**EXERCISE DESCRIPTION:** Output all the entries word for word. Omit the pictures.

Records contained in a dataset:
* * * * * * *
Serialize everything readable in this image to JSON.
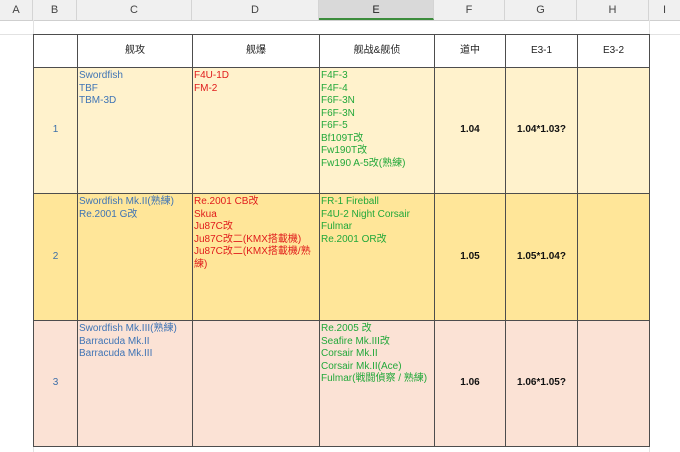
{
  "column_letters": [
    "A",
    "B",
    "C",
    "D",
    "E",
    "F",
    "G",
    "H",
    "I"
  ],
  "selected_column": "E",
  "header": {
    "b": "",
    "c": "舰攻",
    "d": "舰爆",
    "e": "舰战&舰侦",
    "f": "道中",
    "g": "E3-1",
    "h": "E3-2"
  },
  "rows": [
    {
      "num": "1",
      "torpedo": [
        "Swordfish",
        "TBF",
        "TBM-3D"
      ],
      "dive": [
        "F4U-1D",
        "FM-2"
      ],
      "fighter": [
        "F4F-3",
        "F4F-4",
        "F6F-3N",
        "F6F-3N",
        "F6F-5",
        "Bf109T改",
        "Fw190T改",
        "Fw190 A-5改(熟練)"
      ],
      "route": "1.04",
      "e31": "1.04*1.03?",
      "e32": ""
    },
    {
      "num": "2",
      "torpedo": [
        "Swordfish Mk.II(熟練)",
        "Re.2001 G改"
      ],
      "dive": [
        "Re.2001 CB改",
        "Skua",
        "Ju87C改",
        "Ju87C改二(KMX搭載機)",
        "Ju87C改二(KMX搭載機/熟練)"
      ],
      "fighter": [
        "FR-1 Fireball",
        "F4U-2 Night Corsair",
        "Fulmar",
        "Re.2001 OR改"
      ],
      "route": "1.05",
      "e31": "1.05*1.04?",
      "e32": ""
    },
    {
      "num": "3",
      "torpedo": [
        "Swordfish Mk.III(熟練)",
        "Barracuda Mk.II",
        "Barracuda Mk.III"
      ],
      "dive": [],
      "fighter": [
        "Re.2005 改",
        "Seafire Mk.III改",
        "Corsair Mk.II",
        "Corsair Mk.II(Ace)",
        "Fulmar(戦闘偵察 / 熟練)"
      ],
      "route": "1.06",
      "e31": "1.06*1.05?",
      "e32": ""
    }
  ],
  "colors": {
    "row1_fill": "#fff2cc",
    "row2_fill": "#ffe699",
    "row3_fill": "#fbe2d5",
    "torpedo_text": "#3f74b5",
    "dive_text": "#e01b1b",
    "fighter_text": "#22a83a"
  }
}
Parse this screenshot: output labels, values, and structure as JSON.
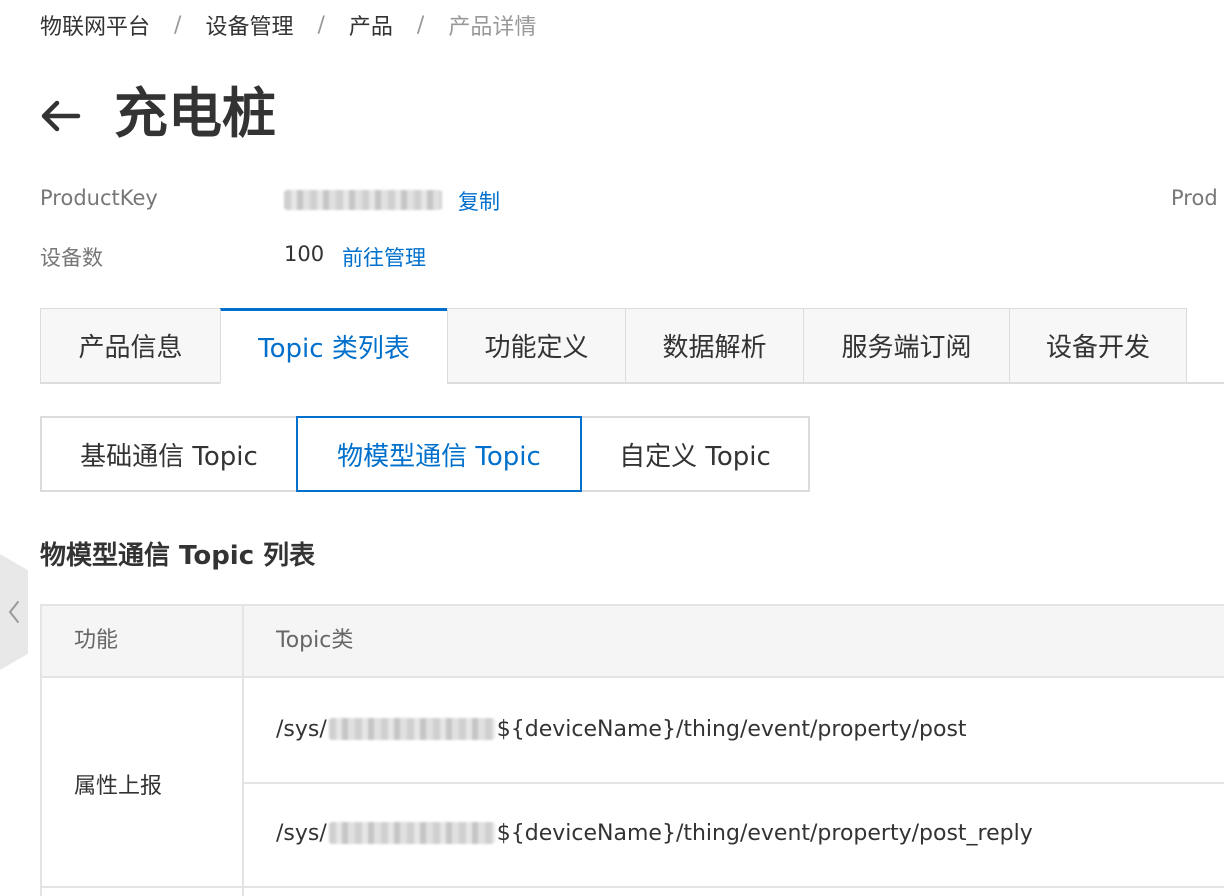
{
  "breadcrumb": {
    "items": [
      "物联网平台",
      "设备管理",
      "产品",
      "产品详情"
    ],
    "separator": "/"
  },
  "header": {
    "title": "充电桩",
    "back_icon": "arrow-left-icon"
  },
  "info": {
    "product_key_label": "ProductKey",
    "copy_link": "复制",
    "right_label_partial": "Prod",
    "device_count_label": "设备数",
    "device_count_value": "100",
    "manage_link": "前往管理"
  },
  "tabs": [
    {
      "label": "产品信息",
      "active": false
    },
    {
      "label": "Topic 类列表",
      "active": true
    },
    {
      "label": "功能定义",
      "active": false
    },
    {
      "label": "数据解析",
      "active": false
    },
    {
      "label": "服务端订阅",
      "active": false
    },
    {
      "label": "设备开发",
      "active": false
    }
  ],
  "subtabs": [
    {
      "label": "基础通信 Topic",
      "active": false
    },
    {
      "label": "物模型通信 Topic",
      "active": true
    },
    {
      "label": "自定义 Topic",
      "active": false
    }
  ],
  "section": {
    "title": "物模型通信 Topic 列表"
  },
  "table": {
    "columns": [
      "功能",
      "Topic类"
    ],
    "rows": [
      {
        "function": "属性上报",
        "topics": [
          {
            "prefix": "/sys/",
            "suffix": "${deviceName}/thing/event/property/post"
          },
          {
            "prefix": "/sys/",
            "suffix": "${deviceName}/thing/event/property/post_reply"
          }
        ]
      }
    ]
  },
  "colors": {
    "accent": "#0070cc",
    "text": "#333333",
    "muted": "#999999",
    "border": "#dcdcdc"
  },
  "icons": {
    "back": "arrow-left-icon",
    "collapse": "chevron-left-icon"
  }
}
* * * * * * *
**FULL RESPONSE:**
Serialize everything readable in this image to JSON.
{
  "column_letters": [
    "A",
    "B",
    "C",
    "D",
    "E",
    "F",
    "G",
    "H",
    "I"
  ],
  "selected_column": "E",
  "header": {
    "b": "",
    "c": "舰攻",
    "d": "舰爆",
    "e": "舰战&舰侦",
    "f": "道中",
    "g": "E3-1",
    "h": "E3-2"
  },
  "rows": [
    {
      "num": "1",
      "torpedo": [
        "Swordfish",
        "TBF",
        "TBM-3D"
      ],
      "dive": [
        "F4U-1D",
        "FM-2"
      ],
      "fighter": [
        "F4F-3",
        "F4F-4",
        "F6F-3N",
        "F6F-3N",
        "F6F-5",
        "Bf109T改",
        "Fw190T改",
        "Fw190 A-5改(熟練)"
      ],
      "route": "1.04",
      "e31": "1.04*1.03?",
      "e32": ""
    },
    {
      "num": "2",
      "torpedo": [
        "Swordfish Mk.II(熟練)",
        "Re.2001 G改"
      ],
      "dive": [
        "Re.2001 CB改",
        "Skua",
        "Ju87C改",
        "Ju87C改二(KMX搭載機)",
        "Ju87C改二(KMX搭載機/熟練)"
      ],
      "fighter": [
        "FR-1 Fireball",
        "F4U-2 Night Corsair",
        "Fulmar",
        "Re.2001 OR改"
      ],
      "route": "1.05",
      "e31": "1.05*1.04?",
      "e32": ""
    },
    {
      "num": "3",
      "torpedo": [
        "Swordfish Mk.III(熟練)",
        "Barracuda Mk.II",
        "Barracuda Mk.III"
      ],
      "dive": [],
      "fighter": [
        "Re.2005 改",
        "Seafire Mk.III改",
        "Corsair Mk.II",
        "Corsair Mk.II(Ace)",
        "Fulmar(戦闘偵察 / 熟練)"
      ],
      "route": "1.06",
      "e31": "1.06*1.05?",
      "e32": ""
    }
  ],
  "colors": {
    "row1_fill": "#fff2cc",
    "row2_fill": "#ffe699",
    "row3_fill": "#fbe2d5",
    "torpedo_text": "#3f74b5",
    "dive_text": "#e01b1b",
    "fighter_text": "#22a83a"
  }
}
Parse this screenshot: output labels, values, and structure as JSON.
{
  "breadcrumb": {
    "items": [
      "物联网平台",
      "设备管理",
      "产品",
      "产品详情"
    ],
    "separator": "/"
  },
  "header": {
    "title": "充电桩",
    "back_icon": "arrow-left-icon"
  },
  "info": {
    "product_key_label": "ProductKey",
    "copy_link": "复制",
    "right_label_partial": "Prod",
    "device_count_label": "设备数",
    "device_count_value": "100",
    "manage_link": "前往管理"
  },
  "tabs": [
    {
      "label": "产品信息",
      "active": false
    },
    {
      "label": "Topic 类列表",
      "active": true
    },
    {
      "label": "功能定义",
      "active": false
    },
    {
      "label": "数据解析",
      "active": false
    },
    {
      "label": "服务端订阅",
      "active": false
    },
    {
      "label": "设备开发",
      "active": false
    }
  ],
  "subtabs": [
    {
      "label": "基础通信 Topic",
      "active": false
    },
    {
      "label": "物模型通信 Topic",
      "active": true
    },
    {
      "label": "自定义 Topic",
      "active": false
    }
  ],
  "section": {
    "title": "物模型通信 Topic 列表"
  },
  "table": {
    "columns": [
      "功能",
      "Topic类"
    ],
    "rows": [
      {
        "function": "属性上报",
        "topics": [
          {
            "prefix": "/sys/",
            "suffix": "${deviceName}/thing/event/property/post"
          },
          {
            "prefix": "/sys/",
            "suffix": "${deviceName}/thing/event/property/post_reply"
          }
        ]
      }
    ]
  },
  "colors": {
    "accent": "#0070cc",
    "text": "#333333",
    "muted": "#999999",
    "border": "#dcdcdc"
  },
  "icons": {
    "back": "arrow-left-icon",
    "collapse": "chevron-left-icon"
  }
}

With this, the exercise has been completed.